◆ **Do this**
Report each line of the data that has "alguma" somewhere in it.

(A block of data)
Begin

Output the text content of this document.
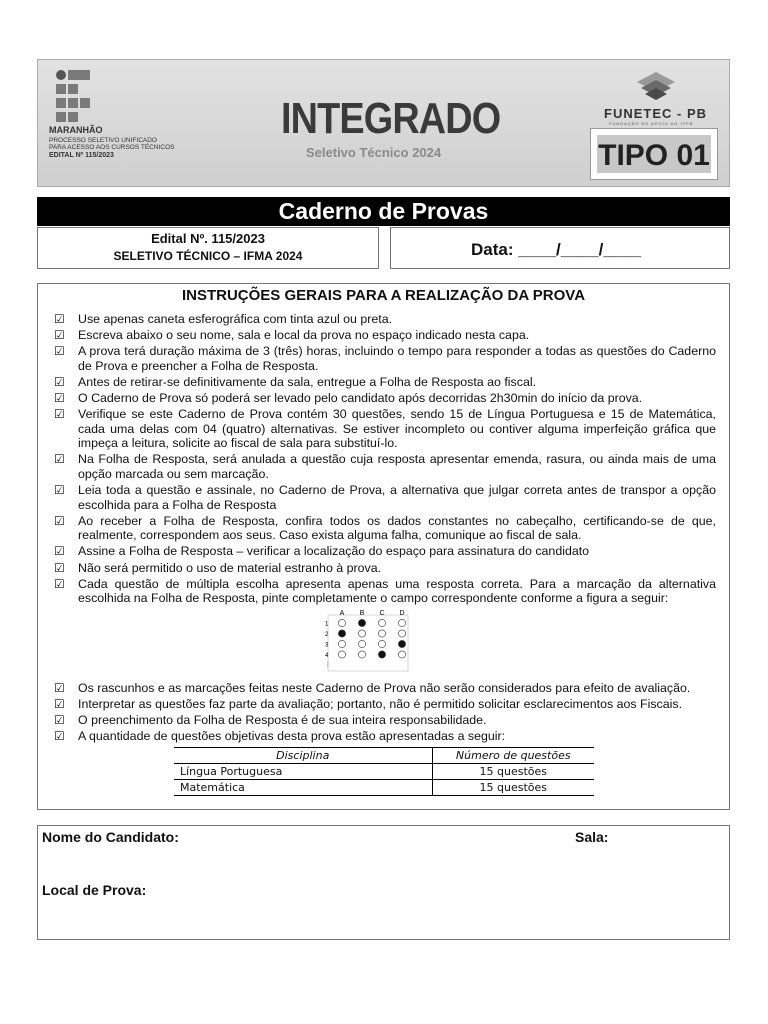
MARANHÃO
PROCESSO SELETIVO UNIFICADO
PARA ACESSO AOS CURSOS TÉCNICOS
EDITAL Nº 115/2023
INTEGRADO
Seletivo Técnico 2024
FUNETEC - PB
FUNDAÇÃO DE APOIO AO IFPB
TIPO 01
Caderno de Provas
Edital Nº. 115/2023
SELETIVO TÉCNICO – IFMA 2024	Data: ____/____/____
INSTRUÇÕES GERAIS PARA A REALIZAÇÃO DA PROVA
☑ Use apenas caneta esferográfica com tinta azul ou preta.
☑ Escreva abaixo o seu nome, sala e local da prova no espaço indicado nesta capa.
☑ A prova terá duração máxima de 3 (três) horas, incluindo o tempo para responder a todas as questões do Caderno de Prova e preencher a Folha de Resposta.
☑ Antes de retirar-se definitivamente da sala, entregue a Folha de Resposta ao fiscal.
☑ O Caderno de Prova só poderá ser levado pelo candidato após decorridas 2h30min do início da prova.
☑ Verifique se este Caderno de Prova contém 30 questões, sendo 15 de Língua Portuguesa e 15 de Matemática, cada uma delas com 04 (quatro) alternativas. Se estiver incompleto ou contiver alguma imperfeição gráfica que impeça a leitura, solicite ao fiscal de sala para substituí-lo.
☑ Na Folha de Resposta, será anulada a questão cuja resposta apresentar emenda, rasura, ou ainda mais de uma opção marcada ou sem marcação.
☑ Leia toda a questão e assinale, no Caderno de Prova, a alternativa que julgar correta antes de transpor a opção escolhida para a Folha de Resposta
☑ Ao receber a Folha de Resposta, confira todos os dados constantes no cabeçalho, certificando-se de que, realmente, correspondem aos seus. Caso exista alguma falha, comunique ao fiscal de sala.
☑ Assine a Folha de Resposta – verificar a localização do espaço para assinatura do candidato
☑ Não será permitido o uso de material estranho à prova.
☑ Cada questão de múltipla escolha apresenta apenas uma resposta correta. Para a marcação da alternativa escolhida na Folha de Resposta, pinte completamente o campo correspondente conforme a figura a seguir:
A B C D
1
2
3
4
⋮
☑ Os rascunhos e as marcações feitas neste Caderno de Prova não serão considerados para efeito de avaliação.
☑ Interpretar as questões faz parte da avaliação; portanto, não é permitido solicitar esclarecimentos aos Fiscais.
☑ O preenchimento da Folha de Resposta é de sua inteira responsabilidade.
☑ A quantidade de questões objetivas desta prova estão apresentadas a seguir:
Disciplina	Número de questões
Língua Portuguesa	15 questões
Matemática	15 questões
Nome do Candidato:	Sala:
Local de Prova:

End

◆ **Exercise response**
☑ Verifique se este Caderno de Prova contém 30 questões, sendo 15 de Língua Portuguesa e 15 de Matemática, cada uma delas com 04 (quatro) alternativas. Se estiver incompleto ou contiver alguma imperfeição gráfica que impeça a leitura, solicite ao fiscal de sala para substituí-lo.
☑ Ao receber a Folha de Resposta, confira todos os dados constantes no cabeçalho, certificando-se de que, realmente, correspondem aos seus. Caso exista alguma falha, comunique ao fiscal de sala.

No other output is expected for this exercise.